■ **Objective**
For each line below that contains the string "name", copy that line.

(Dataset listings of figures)

──────

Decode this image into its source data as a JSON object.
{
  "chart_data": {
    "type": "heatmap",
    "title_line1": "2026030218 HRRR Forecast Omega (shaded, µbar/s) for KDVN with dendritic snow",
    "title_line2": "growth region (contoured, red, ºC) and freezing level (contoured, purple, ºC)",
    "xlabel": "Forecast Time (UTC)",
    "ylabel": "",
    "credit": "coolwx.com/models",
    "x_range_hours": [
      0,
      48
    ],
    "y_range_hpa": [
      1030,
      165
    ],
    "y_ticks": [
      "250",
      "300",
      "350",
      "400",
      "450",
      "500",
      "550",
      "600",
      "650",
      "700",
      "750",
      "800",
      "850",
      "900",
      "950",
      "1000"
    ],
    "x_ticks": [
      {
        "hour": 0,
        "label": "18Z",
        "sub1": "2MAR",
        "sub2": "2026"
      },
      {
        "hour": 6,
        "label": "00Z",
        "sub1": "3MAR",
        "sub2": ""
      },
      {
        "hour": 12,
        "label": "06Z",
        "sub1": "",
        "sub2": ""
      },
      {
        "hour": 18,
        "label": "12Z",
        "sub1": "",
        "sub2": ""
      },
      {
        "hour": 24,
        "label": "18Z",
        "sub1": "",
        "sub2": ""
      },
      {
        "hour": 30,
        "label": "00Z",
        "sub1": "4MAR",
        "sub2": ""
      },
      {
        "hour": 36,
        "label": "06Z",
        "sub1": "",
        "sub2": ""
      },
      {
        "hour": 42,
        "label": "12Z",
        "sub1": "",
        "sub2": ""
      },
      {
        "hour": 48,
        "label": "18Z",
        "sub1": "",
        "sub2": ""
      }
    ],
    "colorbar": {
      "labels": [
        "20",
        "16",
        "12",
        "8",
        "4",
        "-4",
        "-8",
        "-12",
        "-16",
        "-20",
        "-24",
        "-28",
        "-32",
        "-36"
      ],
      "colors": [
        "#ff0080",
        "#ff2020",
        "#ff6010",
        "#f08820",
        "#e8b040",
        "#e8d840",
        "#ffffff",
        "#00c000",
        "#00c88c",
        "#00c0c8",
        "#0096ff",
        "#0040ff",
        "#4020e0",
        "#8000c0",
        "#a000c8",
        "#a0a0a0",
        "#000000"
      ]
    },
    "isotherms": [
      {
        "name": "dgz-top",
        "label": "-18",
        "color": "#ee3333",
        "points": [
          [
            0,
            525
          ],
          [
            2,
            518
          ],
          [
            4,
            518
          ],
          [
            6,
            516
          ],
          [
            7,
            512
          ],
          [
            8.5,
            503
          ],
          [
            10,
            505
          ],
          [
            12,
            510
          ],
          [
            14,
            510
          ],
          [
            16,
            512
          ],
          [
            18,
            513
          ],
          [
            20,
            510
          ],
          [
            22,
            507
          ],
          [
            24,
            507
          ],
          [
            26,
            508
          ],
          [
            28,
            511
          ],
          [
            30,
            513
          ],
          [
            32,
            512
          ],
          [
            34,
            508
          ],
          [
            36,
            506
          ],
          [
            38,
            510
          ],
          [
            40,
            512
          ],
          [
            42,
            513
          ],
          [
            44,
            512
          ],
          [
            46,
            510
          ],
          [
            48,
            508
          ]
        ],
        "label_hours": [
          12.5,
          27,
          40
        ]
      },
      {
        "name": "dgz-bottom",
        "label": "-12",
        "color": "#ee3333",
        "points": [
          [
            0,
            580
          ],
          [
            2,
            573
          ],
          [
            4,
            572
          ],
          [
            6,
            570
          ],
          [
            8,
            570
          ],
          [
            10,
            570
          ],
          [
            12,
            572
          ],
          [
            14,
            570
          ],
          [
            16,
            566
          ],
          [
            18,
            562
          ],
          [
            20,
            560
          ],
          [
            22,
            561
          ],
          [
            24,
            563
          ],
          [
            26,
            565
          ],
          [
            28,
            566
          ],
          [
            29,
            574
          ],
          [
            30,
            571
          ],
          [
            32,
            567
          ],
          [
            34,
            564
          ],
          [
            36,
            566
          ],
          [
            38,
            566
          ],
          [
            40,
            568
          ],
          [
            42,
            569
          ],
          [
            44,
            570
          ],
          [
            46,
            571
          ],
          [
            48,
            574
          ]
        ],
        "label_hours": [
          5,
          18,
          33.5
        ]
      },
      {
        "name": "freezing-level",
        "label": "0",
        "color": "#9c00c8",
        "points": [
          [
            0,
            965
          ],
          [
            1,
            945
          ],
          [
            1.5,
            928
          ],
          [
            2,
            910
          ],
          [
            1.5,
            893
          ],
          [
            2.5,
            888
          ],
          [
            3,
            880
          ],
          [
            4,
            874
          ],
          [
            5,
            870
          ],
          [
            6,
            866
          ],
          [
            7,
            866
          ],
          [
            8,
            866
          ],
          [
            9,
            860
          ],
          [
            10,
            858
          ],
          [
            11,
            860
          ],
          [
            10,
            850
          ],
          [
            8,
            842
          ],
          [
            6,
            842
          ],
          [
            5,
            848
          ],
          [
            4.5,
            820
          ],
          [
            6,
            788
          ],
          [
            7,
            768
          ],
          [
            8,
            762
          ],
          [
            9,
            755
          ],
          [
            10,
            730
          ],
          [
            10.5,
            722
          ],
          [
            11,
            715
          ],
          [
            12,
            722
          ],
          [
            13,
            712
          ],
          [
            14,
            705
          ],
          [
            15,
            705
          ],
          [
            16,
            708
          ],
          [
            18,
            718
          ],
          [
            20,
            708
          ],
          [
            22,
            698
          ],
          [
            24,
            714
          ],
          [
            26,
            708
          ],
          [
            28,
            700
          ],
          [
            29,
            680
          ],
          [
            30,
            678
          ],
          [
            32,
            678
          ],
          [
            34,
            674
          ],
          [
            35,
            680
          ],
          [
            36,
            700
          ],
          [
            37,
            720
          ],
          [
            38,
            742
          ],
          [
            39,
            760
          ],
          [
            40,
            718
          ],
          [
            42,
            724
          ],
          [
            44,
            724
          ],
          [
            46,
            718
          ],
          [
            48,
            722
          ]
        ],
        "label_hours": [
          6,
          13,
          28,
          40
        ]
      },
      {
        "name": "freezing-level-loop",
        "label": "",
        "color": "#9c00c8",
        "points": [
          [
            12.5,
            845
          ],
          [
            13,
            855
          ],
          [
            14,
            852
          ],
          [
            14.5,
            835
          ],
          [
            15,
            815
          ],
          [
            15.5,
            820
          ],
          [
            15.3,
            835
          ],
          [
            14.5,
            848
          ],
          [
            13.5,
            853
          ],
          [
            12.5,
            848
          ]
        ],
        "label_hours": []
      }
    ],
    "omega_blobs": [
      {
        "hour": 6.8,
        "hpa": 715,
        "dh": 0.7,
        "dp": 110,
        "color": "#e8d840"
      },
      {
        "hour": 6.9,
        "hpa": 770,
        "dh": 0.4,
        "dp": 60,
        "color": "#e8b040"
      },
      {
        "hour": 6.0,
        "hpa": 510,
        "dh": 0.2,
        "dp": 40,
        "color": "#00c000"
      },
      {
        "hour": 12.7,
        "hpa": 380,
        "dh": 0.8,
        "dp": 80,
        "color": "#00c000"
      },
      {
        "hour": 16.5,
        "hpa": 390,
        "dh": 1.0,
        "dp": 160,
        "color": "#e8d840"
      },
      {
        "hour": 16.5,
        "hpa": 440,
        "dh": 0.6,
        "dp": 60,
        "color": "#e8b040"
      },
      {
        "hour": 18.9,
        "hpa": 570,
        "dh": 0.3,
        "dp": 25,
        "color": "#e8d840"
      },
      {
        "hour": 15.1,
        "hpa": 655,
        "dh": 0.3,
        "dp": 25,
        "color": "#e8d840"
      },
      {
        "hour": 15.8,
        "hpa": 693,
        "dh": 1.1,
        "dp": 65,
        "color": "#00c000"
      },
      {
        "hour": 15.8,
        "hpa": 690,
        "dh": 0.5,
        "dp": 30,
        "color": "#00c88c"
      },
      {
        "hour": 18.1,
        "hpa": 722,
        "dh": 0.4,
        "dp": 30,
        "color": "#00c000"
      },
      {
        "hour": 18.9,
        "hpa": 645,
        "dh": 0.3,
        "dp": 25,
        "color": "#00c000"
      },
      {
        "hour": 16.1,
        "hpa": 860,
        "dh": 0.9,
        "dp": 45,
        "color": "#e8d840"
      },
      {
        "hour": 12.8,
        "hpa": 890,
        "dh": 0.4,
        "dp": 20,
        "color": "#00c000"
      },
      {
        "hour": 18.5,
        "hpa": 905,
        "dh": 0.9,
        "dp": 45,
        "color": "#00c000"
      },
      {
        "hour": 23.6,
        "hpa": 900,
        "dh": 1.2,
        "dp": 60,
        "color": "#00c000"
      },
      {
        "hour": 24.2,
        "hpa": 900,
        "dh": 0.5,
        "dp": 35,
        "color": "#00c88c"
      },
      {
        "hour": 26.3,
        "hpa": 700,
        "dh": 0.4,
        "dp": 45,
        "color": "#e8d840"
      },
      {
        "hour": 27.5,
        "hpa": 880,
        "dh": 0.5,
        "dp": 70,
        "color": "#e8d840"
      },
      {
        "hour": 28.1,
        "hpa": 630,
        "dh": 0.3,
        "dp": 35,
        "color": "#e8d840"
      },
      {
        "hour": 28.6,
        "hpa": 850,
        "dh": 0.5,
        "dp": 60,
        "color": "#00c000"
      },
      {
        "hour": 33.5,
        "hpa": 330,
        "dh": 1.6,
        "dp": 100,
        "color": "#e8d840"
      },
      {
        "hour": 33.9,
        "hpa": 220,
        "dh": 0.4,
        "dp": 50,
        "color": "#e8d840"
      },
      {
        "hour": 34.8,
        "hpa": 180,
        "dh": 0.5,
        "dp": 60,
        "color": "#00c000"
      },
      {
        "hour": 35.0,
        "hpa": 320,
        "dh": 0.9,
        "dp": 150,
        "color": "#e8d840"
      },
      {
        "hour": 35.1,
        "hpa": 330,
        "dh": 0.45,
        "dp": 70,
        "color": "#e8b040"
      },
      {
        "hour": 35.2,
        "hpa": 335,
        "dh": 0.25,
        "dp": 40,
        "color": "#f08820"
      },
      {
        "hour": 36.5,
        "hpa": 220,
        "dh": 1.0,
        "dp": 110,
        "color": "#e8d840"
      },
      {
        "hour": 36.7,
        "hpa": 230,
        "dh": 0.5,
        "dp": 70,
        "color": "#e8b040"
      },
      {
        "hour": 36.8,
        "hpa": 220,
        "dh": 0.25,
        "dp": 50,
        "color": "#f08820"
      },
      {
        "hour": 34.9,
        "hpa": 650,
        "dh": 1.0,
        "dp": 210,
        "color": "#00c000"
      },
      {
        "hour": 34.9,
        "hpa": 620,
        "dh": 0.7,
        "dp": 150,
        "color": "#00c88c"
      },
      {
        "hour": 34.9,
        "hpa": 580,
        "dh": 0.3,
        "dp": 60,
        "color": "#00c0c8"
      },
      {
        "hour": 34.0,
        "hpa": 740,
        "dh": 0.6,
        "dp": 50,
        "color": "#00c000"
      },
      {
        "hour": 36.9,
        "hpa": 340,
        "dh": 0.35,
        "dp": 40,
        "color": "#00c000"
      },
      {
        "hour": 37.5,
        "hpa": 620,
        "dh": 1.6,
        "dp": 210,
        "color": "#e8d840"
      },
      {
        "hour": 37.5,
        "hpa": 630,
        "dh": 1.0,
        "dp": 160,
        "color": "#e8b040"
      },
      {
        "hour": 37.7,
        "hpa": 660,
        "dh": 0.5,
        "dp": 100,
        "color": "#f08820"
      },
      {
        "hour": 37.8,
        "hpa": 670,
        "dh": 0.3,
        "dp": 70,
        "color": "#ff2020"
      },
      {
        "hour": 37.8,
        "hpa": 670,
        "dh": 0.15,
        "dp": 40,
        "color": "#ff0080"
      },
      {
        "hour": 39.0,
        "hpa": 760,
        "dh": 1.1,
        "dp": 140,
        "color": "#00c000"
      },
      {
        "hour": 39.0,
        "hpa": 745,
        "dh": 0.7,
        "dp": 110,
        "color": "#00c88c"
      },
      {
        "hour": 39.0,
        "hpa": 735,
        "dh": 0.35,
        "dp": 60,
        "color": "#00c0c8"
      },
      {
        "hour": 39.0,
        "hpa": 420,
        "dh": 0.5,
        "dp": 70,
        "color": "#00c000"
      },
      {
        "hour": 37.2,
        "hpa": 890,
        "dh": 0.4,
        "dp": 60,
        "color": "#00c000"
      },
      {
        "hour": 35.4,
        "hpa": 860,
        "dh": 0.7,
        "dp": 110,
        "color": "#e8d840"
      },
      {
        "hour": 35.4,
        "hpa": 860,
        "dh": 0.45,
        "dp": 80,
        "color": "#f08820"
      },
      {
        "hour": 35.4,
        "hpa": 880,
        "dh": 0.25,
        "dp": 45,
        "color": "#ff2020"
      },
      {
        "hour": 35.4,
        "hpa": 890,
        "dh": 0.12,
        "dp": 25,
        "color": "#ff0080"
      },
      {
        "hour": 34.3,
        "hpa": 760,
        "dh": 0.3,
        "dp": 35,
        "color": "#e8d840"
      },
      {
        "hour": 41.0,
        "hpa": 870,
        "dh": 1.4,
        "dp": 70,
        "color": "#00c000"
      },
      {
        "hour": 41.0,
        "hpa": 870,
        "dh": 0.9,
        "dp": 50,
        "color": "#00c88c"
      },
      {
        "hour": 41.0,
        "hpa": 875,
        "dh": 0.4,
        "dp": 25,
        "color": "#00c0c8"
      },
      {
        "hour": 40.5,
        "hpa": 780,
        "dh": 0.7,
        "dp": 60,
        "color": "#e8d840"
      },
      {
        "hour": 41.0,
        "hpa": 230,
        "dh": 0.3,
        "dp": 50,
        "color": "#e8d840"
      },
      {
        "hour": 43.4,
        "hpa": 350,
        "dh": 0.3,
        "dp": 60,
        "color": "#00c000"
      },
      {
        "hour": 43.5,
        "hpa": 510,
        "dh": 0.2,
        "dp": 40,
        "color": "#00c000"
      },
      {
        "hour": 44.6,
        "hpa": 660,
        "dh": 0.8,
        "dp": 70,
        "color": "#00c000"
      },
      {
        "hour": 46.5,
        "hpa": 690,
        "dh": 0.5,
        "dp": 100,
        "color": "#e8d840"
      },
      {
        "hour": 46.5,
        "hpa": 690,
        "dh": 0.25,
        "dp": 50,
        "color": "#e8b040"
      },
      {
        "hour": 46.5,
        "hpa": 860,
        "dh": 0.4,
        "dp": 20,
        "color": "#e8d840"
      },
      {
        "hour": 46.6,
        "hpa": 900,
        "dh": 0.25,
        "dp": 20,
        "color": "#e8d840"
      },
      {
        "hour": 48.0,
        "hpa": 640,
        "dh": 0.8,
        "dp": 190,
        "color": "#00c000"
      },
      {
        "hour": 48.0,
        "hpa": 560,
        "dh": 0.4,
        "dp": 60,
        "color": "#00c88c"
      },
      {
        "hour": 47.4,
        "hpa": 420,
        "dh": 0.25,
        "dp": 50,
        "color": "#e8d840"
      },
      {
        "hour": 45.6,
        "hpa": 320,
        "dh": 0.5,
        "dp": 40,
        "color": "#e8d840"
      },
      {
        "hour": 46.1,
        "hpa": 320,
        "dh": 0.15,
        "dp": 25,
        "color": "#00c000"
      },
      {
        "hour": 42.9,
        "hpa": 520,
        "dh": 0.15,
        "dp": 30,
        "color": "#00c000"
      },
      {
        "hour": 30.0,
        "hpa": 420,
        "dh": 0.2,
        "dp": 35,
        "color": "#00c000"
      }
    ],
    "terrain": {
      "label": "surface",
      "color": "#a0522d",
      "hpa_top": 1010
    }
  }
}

──────

■ **Result of the exercise**
        "name": "dgz-top",
        "name": "dgz-bottom",
        "name": "freezing-level",
        "name": "freezing-level-loop",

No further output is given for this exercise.